TEXTO FUENTE =>
%%

La primera vez que lloré a Lennon.

Recuerdo que era el año 1989. Yo tenía 9 años de edad. Era domingo y había visto una película con mis papás. ¿Cuál? No lo sé. Pero con el correr de los créditos finales, mi papá dio la orden al son de una palmada: “A dormir que mañana hay colegio”. La resistencia de mi parte fue inmediata y a pesar de estar destinada al fracaso pude sostenerla hasta que anunciaron la siguiente película. En ese momento, mi mamá giró la contraorden.

El narrador de Omnivisión, el canal de cable de la época, había dicho con un tono grave y parsimonioso esa fórmula mágica de suspenso y expectación: “A continuación”, seguida de una pausa breve antes de develar el secreto que, en aquellos tiempos sin agendas de programación, bien podía satisfacer como decepcionar. En este caso, la película del domingo, según mis papás, valía el trasnocho. Tenía que verla y no podía esperar. A continuación: Imagine, el documental sobre la vida de John Lennon y Los Beatles.

Que me costó levantarme al día siguiente, no hay duda. Ese lunes, de regreso del colegio, desempolvé los pocos vinilos de Los Beatles que tenía mi papá. Para él, al principio Los Beatles habían sido el grupo que escuchaban sus hermanos menores, cosas de niños. Los escuché tantas veces que mi papá tuvo que ir a la tienda Don Disco en Sabana Grande a comprar una aguja nueva para el picó, algo que no hacía desde hace muchos años. Hablé con mis tíos. Se sorprendieron y me dieron una calurosa bienvenida al club. Me contaron cómo mi abuelo odiaba a Los Beatles y cómo ellos se escondían en el baño para aprenderse las letras de las canciones. Sin tener que pedirlo dos veces aceptaron y el próximo domingo llevaron a la casa de mi abuelo sus LPs de colección. Una vez más hubo que comprar una aguja nueva: para el picó de mi abuelo, a quien le pareció poco gracioso el retorno de la pesadilla beatlemaníaca.

%%

Datos de segmentación de página:

%%

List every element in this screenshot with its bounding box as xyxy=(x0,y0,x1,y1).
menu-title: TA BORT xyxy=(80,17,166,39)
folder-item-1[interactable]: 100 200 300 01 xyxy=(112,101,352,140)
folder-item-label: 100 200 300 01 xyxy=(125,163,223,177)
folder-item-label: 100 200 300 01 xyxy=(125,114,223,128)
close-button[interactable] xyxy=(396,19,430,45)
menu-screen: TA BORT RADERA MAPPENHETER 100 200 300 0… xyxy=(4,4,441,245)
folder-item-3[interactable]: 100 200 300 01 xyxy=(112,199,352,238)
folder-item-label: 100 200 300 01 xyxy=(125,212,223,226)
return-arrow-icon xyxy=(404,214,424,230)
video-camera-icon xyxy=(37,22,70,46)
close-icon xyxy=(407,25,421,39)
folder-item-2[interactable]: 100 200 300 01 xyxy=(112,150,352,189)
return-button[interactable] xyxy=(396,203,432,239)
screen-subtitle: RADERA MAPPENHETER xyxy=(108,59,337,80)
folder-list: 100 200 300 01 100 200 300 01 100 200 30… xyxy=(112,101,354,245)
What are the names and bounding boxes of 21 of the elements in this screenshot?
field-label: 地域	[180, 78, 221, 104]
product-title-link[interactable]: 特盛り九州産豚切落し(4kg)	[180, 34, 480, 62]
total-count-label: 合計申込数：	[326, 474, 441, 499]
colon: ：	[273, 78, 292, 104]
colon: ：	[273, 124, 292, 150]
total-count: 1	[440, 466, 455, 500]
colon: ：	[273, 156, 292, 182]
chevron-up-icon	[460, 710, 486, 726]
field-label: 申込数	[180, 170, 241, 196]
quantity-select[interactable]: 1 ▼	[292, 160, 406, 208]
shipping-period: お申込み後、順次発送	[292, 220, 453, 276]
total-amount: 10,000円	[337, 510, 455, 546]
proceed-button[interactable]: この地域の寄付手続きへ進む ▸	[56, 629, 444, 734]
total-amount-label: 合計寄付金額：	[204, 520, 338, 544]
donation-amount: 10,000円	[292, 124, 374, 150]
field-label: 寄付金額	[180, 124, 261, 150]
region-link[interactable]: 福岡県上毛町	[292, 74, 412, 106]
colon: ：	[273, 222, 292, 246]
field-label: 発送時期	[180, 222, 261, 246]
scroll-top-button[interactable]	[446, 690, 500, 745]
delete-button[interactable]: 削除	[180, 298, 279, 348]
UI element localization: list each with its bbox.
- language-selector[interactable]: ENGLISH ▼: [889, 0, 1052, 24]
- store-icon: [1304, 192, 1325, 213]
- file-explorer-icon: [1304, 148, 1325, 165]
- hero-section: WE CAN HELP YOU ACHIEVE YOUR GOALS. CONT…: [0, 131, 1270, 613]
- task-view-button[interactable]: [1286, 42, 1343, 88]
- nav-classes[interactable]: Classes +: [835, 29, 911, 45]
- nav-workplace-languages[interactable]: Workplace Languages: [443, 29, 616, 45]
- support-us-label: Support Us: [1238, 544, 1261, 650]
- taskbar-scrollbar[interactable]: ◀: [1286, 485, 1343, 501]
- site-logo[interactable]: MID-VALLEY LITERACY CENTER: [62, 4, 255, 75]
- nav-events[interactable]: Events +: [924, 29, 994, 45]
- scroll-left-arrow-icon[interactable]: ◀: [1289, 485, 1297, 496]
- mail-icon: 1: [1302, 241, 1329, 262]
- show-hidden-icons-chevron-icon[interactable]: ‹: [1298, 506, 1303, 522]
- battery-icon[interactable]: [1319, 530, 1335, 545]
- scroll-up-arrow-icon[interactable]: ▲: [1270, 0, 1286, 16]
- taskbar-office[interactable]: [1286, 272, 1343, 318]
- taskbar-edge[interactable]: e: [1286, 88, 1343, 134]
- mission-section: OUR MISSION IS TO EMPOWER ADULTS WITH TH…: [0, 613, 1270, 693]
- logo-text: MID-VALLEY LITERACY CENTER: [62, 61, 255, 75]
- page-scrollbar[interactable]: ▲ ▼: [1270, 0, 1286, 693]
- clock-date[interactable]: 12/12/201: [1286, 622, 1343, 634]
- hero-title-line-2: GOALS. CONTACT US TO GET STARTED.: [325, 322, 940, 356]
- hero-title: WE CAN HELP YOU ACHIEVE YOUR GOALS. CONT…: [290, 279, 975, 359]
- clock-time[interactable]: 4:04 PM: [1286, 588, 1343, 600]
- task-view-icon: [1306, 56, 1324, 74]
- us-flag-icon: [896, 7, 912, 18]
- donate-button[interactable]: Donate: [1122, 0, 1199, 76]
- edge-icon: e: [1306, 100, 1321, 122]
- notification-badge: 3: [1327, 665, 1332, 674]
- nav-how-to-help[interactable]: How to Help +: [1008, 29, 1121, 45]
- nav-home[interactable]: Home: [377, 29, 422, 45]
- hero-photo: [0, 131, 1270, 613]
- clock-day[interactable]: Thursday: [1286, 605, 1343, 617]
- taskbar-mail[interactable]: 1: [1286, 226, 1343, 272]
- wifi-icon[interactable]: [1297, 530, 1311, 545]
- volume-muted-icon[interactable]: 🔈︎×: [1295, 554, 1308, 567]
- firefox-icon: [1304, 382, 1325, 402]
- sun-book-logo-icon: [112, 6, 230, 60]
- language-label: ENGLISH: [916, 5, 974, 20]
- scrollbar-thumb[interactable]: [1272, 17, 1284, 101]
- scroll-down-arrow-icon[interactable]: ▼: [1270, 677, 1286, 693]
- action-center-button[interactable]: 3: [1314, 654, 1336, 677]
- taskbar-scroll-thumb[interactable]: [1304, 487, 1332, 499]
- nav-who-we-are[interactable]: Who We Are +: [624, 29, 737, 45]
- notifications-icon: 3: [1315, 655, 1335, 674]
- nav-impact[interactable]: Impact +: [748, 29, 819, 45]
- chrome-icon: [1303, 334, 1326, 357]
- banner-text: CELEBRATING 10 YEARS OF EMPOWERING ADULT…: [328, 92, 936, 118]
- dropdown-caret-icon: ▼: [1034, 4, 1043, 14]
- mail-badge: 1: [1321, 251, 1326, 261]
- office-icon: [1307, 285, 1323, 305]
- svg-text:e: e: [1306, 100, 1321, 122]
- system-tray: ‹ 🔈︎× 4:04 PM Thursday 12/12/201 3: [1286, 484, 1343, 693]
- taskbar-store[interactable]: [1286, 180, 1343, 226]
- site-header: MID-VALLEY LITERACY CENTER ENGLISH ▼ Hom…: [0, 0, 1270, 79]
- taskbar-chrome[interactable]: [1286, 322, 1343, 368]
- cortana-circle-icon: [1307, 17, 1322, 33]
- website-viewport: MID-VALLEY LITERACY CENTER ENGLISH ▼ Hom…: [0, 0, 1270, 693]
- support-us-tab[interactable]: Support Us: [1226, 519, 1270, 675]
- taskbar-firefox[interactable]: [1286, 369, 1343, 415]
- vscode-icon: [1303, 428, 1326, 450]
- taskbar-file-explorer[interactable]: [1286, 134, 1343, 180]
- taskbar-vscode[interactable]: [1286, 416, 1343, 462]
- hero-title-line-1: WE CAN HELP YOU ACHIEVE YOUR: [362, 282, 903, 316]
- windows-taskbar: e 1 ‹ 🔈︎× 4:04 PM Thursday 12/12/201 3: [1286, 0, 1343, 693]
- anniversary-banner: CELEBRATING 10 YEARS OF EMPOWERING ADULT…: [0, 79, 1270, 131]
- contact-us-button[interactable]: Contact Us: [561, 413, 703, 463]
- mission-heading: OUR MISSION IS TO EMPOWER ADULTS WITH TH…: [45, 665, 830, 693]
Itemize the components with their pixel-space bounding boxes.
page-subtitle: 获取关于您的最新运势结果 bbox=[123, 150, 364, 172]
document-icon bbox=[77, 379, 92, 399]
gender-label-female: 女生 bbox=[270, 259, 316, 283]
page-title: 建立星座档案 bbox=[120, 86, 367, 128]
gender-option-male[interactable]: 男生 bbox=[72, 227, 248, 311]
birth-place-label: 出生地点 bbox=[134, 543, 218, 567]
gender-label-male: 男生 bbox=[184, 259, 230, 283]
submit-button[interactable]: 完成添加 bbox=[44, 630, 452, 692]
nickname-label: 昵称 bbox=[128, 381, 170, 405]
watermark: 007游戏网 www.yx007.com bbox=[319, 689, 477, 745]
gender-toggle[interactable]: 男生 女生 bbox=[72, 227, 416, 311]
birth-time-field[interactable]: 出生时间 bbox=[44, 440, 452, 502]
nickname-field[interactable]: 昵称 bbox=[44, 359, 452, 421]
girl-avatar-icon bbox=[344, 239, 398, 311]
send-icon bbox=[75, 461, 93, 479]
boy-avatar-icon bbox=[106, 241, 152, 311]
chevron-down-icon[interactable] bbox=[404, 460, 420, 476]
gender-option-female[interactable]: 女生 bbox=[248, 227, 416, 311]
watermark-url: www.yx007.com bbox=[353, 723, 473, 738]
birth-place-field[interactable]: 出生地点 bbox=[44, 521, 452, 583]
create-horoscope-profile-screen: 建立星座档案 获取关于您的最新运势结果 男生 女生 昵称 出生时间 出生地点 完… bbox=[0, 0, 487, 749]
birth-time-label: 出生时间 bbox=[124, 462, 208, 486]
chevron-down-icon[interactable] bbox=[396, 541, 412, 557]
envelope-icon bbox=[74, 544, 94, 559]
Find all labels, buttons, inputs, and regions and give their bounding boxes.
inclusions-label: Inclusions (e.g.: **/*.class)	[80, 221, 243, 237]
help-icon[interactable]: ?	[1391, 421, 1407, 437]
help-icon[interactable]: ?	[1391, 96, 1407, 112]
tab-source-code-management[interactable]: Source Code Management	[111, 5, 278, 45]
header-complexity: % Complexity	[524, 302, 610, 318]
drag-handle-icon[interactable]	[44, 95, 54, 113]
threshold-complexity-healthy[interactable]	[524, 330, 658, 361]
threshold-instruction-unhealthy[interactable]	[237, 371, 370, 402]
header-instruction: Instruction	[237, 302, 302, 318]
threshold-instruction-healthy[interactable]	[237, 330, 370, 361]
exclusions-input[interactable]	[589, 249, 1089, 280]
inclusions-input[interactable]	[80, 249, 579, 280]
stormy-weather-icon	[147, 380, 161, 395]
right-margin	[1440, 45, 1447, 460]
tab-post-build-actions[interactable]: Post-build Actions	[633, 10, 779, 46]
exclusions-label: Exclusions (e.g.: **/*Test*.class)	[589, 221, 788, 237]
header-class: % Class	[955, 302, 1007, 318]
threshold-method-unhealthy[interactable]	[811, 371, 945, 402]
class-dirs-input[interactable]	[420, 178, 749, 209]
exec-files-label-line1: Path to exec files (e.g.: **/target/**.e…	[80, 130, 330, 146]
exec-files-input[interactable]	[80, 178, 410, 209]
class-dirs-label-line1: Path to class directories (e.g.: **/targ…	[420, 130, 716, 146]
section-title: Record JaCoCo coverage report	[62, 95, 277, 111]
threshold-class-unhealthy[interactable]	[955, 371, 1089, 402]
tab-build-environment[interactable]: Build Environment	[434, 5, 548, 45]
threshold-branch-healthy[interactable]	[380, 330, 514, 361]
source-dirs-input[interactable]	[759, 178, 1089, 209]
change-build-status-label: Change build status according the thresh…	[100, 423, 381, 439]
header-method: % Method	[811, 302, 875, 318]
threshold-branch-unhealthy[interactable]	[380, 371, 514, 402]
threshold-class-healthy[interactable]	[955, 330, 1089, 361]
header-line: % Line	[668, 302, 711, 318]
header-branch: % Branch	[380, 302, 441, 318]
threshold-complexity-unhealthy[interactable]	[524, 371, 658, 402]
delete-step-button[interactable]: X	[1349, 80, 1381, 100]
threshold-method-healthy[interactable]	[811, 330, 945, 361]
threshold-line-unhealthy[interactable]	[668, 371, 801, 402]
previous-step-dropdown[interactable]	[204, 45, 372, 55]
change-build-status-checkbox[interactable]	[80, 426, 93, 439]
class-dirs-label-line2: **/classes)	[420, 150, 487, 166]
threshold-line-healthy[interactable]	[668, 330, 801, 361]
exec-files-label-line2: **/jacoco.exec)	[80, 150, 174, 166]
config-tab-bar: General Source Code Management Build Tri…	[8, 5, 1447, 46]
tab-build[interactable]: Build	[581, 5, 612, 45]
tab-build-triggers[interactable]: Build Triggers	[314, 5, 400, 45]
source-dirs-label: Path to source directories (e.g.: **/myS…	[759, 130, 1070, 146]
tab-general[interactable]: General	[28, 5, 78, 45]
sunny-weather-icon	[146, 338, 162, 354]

%%

TAREAS PROPUESTAS =>
**A.** Cita el fragmento del relato sobre Lennon comprendido entre «Recuerdo que era» y «giró la contraorden.», ambos incluidos.
**B.** Indica si cada afirmación concuerda con el relato sobre Lennon y respalda cada respuesta, sí o no, con las palabras exactas del relato: (i) el documental Imagine se emitió por Omnivisión; (ii) el padre compró una aguja nueva en una tienda de Sabana Grande; (iii) al abuelo le gustaban Los Beatles.
Las entradas son un material independiente del relato sobre Lennon.

RESPUESTAS POR TAREA =>
**A.**
Recuerdo que era el año 1989. Yo tenía 9 años de edad. Era domingo y había visto una película con mis papás. ¿Cuál? No lo sé. Pero con el correr de los créditos finales, mi papá dio la orden al son de una palmada: “A dormir que mañana hay colegio”. La resistencia de mi parte fue inmediata y a pesar de estar destinada al fracaso pude sostenerla hasta que anunciaron la siguiente película. En ese momento, mi mamá giró la contraorden.

**B.**
(i) Sí: «El narrador de Omnivisión, el canal de cable de la época» anunció «A continuación: Imagine, el documental sobre la vida de John Lennon y Los Beatles».
(ii) Sí: «mi papá tuvo que ir a la tienda Don Disco en Sabana Grande a comprar una aguja nueva para el picó».
(iii) No: «mi abuelo odiaba a Los Beatles».